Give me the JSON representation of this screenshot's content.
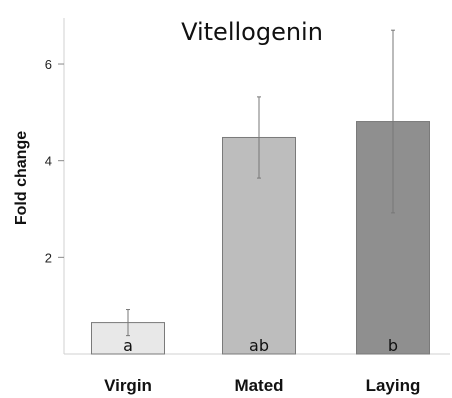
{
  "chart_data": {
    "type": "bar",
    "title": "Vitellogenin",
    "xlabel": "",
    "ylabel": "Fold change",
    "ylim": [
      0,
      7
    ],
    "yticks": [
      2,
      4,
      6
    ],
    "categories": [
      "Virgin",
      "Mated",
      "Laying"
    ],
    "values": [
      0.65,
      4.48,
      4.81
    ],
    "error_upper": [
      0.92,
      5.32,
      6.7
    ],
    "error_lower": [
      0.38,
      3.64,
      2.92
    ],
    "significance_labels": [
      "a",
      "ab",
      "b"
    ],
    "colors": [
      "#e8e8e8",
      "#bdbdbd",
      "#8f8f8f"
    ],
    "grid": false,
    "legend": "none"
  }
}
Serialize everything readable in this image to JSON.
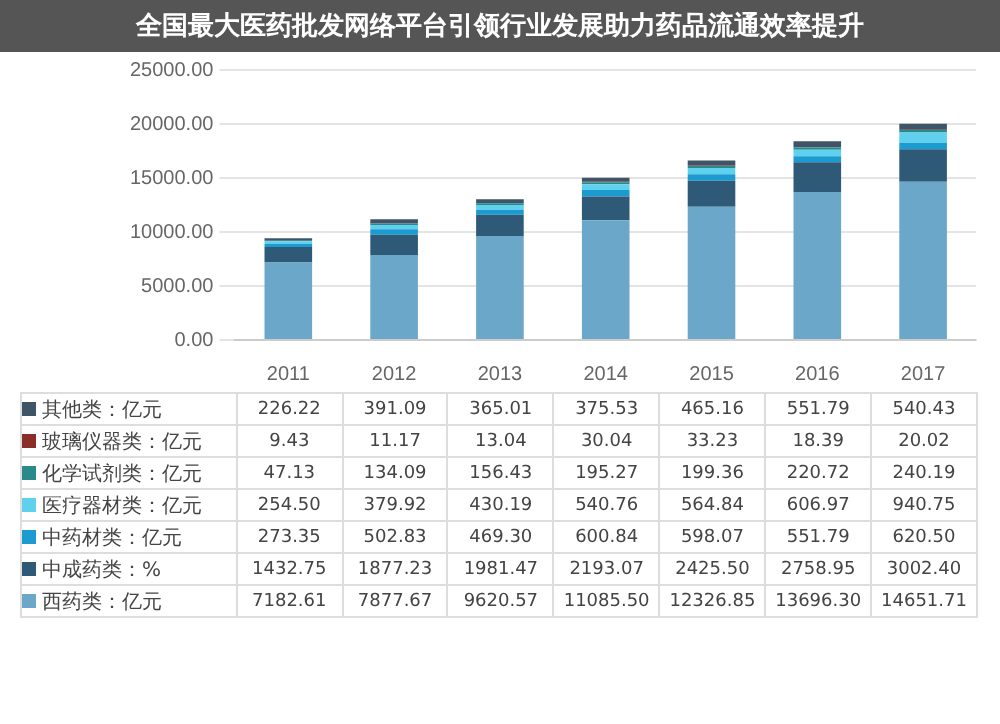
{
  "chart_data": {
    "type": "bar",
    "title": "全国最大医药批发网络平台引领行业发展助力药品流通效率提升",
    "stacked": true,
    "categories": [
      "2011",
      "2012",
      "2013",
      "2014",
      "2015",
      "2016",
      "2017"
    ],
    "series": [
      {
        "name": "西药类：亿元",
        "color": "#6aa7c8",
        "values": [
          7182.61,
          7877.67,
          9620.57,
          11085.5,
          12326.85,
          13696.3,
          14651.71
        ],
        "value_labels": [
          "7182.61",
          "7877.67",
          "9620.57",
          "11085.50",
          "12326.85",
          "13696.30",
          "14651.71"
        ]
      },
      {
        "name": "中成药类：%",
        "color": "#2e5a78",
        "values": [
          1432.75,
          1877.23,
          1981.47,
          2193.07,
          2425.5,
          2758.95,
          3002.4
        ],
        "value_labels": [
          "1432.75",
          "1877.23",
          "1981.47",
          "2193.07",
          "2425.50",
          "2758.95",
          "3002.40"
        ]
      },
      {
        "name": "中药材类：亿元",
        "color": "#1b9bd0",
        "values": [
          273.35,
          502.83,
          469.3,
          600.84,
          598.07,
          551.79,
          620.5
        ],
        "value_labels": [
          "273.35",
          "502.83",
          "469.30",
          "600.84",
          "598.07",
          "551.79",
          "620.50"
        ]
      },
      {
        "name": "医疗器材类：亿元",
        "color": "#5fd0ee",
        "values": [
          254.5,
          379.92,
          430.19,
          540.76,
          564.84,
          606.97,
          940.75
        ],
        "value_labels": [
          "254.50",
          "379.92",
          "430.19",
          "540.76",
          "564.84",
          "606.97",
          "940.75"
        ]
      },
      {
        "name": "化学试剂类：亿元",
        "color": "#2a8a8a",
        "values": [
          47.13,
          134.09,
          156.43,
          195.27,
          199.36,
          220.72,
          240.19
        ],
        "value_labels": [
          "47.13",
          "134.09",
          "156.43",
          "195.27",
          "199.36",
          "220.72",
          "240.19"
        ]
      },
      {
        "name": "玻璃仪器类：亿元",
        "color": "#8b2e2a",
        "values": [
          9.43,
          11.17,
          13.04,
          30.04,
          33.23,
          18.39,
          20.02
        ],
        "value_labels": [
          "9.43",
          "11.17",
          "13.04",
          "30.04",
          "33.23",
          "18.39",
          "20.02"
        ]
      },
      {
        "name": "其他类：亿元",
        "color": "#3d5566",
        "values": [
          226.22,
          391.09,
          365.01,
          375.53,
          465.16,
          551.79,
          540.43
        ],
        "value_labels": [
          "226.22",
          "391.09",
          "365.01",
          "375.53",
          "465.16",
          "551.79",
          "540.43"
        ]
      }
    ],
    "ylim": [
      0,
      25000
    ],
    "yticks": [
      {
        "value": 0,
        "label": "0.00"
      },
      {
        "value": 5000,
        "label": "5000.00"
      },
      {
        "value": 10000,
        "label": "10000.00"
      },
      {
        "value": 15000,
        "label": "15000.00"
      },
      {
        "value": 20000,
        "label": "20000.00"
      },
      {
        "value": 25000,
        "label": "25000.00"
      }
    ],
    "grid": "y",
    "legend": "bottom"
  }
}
----------------
Make an exact copy of the records above, with the pictures left out.

REPLY —
Give me the JSON representation of this screenshot's content.
{
  "chart_data": {
    "type": "bar",
    "title": "Vitellogenin",
    "xlabel": "",
    "ylabel": "Fold change",
    "ylim": [
      0,
      7
    ],
    "yticks": [
      2,
      4,
      6
    ],
    "categories": [
      "Virgin",
      "Mated",
      "Laying"
    ],
    "values": [
      0.65,
      4.48,
      4.81
    ],
    "error_upper": [
      0.92,
      5.32,
      6.7
    ],
    "error_lower": [
      0.38,
      3.64,
      2.92
    ],
    "significance_labels": [
      "a",
      "ab",
      "b"
    ],
    "colors": [
      "#e8e8e8",
      "#bdbdbd",
      "#8f8f8f"
    ],
    "grid": false,
    "legend": "none"
  }
}
Serialize everything readable in this image to JSON.
{
  "chart_data": {
    "type": "bar",
    "title": "全国最大医药批发网络平台引领行业发展助力药品流通效率提升",
    "stacked": true,
    "categories": [
      "2011",
      "2012",
      "2013",
      "2014",
      "2015",
      "2016",
      "2017"
    ],
    "series": [
      {
        "name": "西药类：亿元",
        "color": "#6aa7c8",
        "values": [
          7182.61,
          7877.67,
          9620.57,
          11085.5,
          12326.85,
          13696.3,
          14651.71
        ],
        "value_labels": [
          "7182.61",
          "7877.67",
          "9620.57",
          "11085.50",
          "12326.85",
          "13696.30",
          "14651.71"
        ]
      },
      {
        "name": "中成药类：%",
        "color": "#2e5a78",
        "values": [
          1432.75,
          1877.23,
          1981.47,
          2193.07,
          2425.5,
          2758.95,
          3002.4
        ],
        "value_labels": [
          "1432.75",
          "1877.23",
          "1981.47",
          "2193.07",
          "2425.50",
          "2758.95",
          "3002.40"
        ]
      },
      {
        "name": "中药材类：亿元",
        "color": "#1b9bd0",
        "values": [
          273.35,
          502.83,
          469.3,
          600.84,
          598.07,
          551.79,
          620.5
        ],
        "value_labels": [
          "273.35",
          "502.83",
          "469.30",
          "600.84",
          "598.07",
          "551.79",
          "620.50"
        ]
      },
      {
        "name": "医疗器材类：亿元",
        "color": "#5fd0ee",
        "values": [
          254.5,
          379.92,
          430.19,
          540.76,
          564.84,
          606.97,
          940.75
        ],
        "value_labels": [
          "254.50",
          "379.92",
          "430.19",
          "540.76",
          "564.84",
          "606.97",
          "940.75"
        ]
      },
      {
        "name": "化学试剂类：亿元",
        "color": "#2a8a8a",
        "values": [
          47.13,
          134.09,
          156.43,
          195.27,
          199.36,
          220.72,
          240.19
        ],
        "value_labels": [
          "47.13",
          "134.09",
          "156.43",
          "195.27",
          "199.36",
          "220.72",
          "240.19"
        ]
      },
      {
        "name": "玻璃仪器类：亿元",
        "color": "#8b2e2a",
        "values": [
          9.43,
          11.17,
          13.04,
          30.04,
          33.23,
          18.39,
          20.02
        ],
        "value_labels": [
          "9.43",
          "11.17",
          "13.04",
          "30.04",
          "33.23",
          "18.39",
          "20.02"
        ]
      },
      {
        "name": "其他类：亿元",
        "color": "#3d5566",
        "values": [
          226.22,
          391.09,
          365.01,
          375.53,
          465.16,
          551.79,
          540.43
        ],
        "value_labels": [
          "226.22",
          "391.09",
          "365.01",
          "375.53",
          "465.16",
          "551.79",
          "540.43"
        ]
      }
    ],
    "ylim": [
      0,
      25000
    ],
    "yticks": [
      {
        "value": 0,
        "label": "0.00"
      },
      {
        "value": 5000,
        "label": "5000.00"
      },
      {
        "value": 10000,
        "label": "10000.00"
      },
      {
        "value": 15000,
        "label": "15000.00"
      },
      {
        "value": 20000,
        "label": "20000.00"
      },
      {
        "value": 25000,
        "label": "25000.00"
      }
    ],
    "grid": "y",
    "legend": "bottom"
  }
}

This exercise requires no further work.